Entries from a dataset:
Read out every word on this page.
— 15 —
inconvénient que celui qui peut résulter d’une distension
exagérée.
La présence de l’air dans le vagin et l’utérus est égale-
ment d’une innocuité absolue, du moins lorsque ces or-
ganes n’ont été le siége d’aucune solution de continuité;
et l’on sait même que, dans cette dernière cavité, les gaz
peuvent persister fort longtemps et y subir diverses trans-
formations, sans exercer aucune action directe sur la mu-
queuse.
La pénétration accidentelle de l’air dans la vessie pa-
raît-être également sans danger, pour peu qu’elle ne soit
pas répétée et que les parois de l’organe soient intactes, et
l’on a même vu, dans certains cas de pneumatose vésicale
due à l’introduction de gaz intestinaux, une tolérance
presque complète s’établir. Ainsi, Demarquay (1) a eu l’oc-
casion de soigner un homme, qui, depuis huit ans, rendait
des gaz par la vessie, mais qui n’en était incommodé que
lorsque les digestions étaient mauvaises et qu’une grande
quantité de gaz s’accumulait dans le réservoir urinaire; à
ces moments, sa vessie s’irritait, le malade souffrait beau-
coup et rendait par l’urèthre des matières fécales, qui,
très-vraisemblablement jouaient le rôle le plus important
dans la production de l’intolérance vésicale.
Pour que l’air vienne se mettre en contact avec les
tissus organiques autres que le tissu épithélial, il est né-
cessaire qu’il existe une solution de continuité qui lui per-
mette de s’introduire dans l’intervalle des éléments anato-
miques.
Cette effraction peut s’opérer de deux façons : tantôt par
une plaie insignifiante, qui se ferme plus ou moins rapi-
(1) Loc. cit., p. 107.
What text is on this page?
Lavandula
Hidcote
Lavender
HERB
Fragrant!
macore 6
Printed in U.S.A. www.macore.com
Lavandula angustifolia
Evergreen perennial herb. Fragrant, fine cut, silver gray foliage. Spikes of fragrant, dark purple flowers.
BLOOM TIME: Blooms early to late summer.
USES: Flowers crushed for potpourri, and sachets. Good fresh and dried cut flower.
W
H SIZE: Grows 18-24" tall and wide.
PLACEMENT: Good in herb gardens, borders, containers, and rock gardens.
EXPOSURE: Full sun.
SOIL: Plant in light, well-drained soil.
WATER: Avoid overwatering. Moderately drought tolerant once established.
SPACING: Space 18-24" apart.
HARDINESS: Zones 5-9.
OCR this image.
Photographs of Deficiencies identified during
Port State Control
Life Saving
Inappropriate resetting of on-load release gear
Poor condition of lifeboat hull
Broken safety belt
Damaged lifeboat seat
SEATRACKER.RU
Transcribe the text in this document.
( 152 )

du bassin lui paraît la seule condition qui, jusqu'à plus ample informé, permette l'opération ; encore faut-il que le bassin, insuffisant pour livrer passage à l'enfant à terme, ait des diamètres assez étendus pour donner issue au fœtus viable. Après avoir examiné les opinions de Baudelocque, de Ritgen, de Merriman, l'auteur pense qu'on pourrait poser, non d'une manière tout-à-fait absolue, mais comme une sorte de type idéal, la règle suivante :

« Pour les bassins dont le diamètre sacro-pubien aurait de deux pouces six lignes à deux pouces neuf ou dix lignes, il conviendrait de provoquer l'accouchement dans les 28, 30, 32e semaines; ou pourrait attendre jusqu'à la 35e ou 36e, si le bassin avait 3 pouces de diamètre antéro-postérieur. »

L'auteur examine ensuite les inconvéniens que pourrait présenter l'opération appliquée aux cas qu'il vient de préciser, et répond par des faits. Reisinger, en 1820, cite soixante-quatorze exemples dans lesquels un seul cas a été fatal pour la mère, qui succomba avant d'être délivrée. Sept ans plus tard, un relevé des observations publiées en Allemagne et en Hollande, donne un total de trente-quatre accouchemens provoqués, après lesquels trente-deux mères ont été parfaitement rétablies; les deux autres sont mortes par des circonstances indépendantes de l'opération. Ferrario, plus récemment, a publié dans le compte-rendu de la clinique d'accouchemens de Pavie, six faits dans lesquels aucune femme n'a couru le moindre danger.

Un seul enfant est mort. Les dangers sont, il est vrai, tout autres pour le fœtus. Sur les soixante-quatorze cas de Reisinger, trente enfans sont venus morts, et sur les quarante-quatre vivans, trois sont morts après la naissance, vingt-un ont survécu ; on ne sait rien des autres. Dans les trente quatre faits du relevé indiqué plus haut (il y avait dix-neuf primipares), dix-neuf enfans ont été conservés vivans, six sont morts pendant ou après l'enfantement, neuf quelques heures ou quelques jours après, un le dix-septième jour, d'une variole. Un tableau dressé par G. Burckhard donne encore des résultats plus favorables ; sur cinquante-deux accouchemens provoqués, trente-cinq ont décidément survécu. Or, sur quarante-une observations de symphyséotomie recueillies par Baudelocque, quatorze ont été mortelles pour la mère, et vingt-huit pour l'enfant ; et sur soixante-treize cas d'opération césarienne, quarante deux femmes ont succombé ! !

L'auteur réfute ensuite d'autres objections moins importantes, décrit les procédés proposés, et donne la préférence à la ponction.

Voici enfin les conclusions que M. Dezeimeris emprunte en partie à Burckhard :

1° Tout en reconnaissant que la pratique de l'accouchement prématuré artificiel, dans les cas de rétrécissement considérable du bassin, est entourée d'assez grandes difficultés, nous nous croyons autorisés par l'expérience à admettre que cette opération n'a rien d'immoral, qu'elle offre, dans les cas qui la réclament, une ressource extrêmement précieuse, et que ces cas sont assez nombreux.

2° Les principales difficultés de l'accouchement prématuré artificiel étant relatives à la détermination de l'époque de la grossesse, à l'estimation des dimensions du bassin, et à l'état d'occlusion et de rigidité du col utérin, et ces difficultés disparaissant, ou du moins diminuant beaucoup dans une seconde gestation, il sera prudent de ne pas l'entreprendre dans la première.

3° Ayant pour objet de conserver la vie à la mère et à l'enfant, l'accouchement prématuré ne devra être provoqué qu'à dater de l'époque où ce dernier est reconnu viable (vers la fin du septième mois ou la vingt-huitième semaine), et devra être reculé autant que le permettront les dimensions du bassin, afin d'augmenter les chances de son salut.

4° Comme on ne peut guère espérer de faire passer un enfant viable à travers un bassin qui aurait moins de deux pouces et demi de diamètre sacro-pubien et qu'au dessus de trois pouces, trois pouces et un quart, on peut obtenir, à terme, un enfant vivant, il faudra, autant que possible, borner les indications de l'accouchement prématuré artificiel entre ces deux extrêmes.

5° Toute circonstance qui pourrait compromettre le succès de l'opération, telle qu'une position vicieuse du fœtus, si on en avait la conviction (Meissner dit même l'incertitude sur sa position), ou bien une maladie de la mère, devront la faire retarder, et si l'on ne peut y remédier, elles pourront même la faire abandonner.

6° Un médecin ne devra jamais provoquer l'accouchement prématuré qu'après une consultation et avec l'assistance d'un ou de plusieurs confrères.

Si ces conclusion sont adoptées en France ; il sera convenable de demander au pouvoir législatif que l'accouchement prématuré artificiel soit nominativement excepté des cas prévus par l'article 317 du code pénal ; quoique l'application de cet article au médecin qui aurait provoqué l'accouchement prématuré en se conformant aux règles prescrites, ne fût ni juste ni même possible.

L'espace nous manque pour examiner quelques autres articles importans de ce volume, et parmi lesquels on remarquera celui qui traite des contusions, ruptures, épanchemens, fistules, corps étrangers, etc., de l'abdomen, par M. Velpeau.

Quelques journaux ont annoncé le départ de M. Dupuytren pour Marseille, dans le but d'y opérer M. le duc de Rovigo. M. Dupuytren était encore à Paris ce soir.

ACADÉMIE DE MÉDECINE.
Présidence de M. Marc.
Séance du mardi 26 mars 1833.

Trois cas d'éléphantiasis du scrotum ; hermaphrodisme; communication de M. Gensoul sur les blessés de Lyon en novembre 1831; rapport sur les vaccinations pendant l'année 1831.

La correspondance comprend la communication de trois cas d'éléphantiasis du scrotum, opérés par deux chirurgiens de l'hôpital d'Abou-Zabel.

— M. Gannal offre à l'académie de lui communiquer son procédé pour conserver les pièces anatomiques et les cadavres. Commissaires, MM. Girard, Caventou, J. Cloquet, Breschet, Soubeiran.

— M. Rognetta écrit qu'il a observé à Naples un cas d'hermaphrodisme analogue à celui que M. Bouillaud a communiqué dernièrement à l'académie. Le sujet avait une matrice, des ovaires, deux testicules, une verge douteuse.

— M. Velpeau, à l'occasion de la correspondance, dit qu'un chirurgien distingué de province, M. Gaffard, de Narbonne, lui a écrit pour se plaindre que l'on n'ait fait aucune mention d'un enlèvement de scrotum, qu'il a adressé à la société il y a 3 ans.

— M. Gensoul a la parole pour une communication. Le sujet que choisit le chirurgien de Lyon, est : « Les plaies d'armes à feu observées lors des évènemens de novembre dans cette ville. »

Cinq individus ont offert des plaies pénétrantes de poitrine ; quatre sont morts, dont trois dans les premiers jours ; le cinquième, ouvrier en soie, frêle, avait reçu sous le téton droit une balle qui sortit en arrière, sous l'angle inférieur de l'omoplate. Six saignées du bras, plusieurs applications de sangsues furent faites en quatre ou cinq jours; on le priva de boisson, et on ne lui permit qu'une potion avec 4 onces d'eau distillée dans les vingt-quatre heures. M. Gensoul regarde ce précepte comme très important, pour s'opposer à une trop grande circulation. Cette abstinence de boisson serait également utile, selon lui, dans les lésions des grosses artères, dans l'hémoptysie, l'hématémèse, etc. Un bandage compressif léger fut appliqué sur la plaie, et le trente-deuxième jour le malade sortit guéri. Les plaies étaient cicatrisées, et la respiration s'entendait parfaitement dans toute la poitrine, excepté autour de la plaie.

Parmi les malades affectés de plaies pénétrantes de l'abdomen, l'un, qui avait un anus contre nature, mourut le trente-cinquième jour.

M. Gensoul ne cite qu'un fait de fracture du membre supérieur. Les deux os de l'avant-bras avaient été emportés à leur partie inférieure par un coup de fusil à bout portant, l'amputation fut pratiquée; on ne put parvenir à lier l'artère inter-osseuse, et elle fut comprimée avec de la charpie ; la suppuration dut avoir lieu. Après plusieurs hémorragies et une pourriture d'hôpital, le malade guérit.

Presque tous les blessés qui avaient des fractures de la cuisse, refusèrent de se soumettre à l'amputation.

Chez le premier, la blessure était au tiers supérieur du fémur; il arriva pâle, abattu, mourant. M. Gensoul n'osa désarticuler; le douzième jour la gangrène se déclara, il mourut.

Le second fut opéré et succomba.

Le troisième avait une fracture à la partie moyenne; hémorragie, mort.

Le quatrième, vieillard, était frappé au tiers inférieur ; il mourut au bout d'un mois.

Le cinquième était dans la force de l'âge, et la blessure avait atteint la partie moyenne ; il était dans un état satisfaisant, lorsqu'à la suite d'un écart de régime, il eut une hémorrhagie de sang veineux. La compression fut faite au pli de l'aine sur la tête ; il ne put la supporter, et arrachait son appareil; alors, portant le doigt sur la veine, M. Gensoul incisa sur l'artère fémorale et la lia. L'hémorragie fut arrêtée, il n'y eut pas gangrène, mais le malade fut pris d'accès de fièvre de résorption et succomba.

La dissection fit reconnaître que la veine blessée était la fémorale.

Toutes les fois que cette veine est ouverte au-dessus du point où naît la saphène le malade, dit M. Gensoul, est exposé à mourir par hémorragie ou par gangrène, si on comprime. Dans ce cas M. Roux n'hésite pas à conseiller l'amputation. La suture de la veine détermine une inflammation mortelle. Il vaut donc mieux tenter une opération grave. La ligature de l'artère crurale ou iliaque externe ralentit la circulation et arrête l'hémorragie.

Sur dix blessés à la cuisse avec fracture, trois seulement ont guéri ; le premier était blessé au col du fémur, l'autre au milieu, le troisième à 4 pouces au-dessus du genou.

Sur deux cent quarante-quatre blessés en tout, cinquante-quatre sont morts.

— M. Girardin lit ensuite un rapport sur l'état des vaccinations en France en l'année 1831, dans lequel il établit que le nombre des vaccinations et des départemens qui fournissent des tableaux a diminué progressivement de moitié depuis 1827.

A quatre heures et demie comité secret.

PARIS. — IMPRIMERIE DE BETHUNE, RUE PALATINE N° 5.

Given exercise: Gather every line from the entries above where the word "blessés" appears, and copy them.

Task output:
Trois cas d'éléphantiasis du scrotum ; hermaphrodisme; communication de M. Gensoul sur les blessés de Lyon en novembre 1831; rapport sur les vaccinations pendant l'année 1831.
Presque tous les blessés qui avaient des fractures de la cuisse, refusèrent de se soumettre à l'amputation.
Sur dix blessés à la cuisse avec fracture, trois seulement ont guéri ; le premier était blessé au col du fémur, l'autre au milieu, le troisième à 4 pouces au-dessus du genou.
Sur deux cent quarante-quatre blessés en tout, cinquante-quatre sont morts.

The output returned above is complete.